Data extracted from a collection
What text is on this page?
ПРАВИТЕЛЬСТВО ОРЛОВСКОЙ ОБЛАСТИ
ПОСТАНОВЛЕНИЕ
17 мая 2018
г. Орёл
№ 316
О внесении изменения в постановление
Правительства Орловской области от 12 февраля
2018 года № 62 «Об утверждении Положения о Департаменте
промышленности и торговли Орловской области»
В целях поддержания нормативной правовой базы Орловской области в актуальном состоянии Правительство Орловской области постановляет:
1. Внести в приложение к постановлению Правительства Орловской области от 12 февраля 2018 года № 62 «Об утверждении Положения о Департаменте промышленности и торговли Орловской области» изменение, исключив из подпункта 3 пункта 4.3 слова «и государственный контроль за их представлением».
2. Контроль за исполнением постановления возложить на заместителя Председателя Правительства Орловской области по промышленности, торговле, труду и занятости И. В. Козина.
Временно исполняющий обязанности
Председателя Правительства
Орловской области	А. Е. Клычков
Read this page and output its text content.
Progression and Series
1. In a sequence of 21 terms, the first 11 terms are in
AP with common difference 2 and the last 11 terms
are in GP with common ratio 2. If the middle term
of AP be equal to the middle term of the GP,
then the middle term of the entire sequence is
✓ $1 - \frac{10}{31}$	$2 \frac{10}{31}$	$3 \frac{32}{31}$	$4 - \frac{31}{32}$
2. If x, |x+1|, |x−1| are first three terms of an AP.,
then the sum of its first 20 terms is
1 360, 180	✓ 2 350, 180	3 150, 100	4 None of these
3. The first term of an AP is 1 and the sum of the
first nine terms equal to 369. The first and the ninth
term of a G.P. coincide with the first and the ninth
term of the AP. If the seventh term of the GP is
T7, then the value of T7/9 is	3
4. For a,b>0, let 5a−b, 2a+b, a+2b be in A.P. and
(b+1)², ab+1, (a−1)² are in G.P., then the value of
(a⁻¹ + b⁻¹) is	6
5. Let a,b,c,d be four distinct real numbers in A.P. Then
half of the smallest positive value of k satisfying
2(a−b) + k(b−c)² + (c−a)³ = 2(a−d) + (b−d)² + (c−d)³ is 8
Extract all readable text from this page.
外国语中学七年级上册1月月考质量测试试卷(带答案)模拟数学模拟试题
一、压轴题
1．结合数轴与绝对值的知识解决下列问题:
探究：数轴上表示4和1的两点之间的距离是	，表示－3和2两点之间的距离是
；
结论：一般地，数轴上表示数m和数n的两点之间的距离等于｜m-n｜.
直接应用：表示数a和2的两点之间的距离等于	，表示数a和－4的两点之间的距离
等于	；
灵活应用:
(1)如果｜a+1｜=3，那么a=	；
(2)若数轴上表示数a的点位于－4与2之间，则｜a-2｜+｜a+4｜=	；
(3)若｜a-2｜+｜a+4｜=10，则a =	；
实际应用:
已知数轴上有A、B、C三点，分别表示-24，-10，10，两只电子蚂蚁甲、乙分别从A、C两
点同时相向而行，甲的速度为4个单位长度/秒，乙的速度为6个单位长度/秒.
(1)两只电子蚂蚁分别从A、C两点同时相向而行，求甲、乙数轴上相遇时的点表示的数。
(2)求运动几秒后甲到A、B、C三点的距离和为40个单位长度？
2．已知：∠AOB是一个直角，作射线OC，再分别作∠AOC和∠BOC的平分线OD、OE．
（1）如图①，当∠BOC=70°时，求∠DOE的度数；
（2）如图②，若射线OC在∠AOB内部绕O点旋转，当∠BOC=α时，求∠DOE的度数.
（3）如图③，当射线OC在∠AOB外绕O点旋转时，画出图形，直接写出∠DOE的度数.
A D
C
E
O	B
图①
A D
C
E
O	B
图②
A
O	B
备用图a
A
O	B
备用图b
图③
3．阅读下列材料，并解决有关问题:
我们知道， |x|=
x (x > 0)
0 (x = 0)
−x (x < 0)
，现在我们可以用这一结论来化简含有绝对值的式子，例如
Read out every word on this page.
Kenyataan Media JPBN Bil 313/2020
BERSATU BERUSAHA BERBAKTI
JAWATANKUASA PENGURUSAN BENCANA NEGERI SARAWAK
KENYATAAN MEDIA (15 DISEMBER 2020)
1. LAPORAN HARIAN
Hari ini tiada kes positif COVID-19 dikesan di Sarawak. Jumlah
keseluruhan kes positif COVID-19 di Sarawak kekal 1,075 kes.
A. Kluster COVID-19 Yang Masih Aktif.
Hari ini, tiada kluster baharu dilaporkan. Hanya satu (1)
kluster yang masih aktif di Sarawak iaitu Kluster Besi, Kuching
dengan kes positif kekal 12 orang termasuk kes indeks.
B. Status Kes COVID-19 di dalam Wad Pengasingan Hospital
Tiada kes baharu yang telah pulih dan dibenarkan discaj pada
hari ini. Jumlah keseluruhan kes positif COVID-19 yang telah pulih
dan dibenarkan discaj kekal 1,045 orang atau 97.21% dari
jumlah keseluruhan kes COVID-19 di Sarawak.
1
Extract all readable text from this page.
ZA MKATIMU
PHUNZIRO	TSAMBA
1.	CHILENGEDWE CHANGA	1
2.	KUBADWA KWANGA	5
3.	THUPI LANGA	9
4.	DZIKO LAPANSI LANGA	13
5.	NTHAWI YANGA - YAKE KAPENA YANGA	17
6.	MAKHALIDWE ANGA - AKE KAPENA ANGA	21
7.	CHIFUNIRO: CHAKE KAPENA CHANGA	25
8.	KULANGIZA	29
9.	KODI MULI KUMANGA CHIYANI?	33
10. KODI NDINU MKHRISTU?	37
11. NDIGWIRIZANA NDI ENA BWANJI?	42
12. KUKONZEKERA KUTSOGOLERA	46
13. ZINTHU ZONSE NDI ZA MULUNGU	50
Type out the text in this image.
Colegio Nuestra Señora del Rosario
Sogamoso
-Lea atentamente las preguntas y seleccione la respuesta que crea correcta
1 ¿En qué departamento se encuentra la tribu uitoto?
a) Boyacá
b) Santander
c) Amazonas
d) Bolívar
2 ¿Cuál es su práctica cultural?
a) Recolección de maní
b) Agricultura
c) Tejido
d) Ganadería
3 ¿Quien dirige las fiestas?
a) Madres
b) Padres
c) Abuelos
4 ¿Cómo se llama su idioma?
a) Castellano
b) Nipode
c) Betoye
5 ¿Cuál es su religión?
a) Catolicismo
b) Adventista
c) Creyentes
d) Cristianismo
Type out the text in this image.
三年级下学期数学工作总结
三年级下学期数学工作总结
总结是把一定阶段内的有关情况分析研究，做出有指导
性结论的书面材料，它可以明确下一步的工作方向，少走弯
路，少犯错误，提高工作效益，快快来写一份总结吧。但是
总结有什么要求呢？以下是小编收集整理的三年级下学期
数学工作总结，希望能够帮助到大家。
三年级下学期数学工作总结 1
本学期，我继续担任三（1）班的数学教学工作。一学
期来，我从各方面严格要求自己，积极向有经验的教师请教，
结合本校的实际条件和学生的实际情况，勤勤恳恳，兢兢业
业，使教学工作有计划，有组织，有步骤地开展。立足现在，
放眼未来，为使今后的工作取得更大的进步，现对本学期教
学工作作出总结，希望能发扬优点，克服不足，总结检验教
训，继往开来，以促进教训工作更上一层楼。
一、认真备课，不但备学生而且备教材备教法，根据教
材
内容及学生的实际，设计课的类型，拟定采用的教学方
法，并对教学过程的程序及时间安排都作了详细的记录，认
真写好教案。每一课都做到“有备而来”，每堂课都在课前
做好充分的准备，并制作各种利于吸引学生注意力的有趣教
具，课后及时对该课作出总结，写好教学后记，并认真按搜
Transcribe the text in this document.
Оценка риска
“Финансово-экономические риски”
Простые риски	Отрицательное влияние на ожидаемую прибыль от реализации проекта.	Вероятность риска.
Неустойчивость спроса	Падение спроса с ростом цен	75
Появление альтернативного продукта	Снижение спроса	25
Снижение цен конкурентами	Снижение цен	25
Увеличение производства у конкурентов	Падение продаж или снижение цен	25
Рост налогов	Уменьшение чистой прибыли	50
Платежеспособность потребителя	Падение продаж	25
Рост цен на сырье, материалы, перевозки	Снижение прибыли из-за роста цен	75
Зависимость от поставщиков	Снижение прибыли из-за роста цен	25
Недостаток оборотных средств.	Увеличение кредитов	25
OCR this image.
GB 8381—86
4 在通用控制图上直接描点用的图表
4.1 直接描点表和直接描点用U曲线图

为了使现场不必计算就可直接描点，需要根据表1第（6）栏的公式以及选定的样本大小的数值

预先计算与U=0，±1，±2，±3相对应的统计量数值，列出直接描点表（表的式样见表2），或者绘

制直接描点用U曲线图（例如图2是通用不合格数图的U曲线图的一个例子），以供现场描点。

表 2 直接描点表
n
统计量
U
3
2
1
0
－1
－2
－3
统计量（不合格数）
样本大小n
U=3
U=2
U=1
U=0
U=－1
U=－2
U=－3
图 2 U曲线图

YOUR TASK: In the records above, find each line that holds the word "first"; copy all such lines.

THE RESPONSE:
1. In a sequence of 21 terms, the first 11 terms are in
2. If x, |x+1|, |x−1| are first three terms of an AP.,
then the sum of its first 20 terms is
3. The first term of an AP is 1 and the sum of the
first nine terms equal to 369. The first and the ninth
term of a G.P. coincide with the first and the ninth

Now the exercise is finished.